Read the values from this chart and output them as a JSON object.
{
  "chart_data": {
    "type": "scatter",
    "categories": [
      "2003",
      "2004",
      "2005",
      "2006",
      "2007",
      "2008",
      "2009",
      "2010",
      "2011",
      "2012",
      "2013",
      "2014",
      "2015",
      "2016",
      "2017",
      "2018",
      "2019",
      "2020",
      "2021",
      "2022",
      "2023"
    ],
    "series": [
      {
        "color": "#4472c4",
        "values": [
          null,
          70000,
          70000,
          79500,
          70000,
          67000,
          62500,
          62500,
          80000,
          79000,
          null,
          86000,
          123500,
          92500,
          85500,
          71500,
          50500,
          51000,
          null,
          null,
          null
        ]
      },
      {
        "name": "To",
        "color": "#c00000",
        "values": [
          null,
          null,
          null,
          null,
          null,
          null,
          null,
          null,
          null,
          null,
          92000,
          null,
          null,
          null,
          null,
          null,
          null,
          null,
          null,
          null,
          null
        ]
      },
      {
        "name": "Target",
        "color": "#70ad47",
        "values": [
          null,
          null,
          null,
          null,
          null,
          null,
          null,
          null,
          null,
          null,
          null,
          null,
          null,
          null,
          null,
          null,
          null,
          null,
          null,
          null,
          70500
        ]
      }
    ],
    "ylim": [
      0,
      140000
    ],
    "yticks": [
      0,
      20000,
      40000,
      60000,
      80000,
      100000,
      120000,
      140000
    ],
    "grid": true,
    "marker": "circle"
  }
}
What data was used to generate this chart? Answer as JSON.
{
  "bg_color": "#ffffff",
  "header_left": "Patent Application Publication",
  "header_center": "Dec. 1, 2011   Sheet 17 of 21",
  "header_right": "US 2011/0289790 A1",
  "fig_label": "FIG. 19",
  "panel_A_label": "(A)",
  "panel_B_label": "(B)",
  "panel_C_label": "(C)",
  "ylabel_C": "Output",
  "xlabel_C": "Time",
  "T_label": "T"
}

▶ CHALLENGE
Copy all lines from the material that hold "this".

▶ EXERCISE RESPONSE
Read the values from this chart and output them as a JSON object.
What data was used to generate this chart? Answer as JSON.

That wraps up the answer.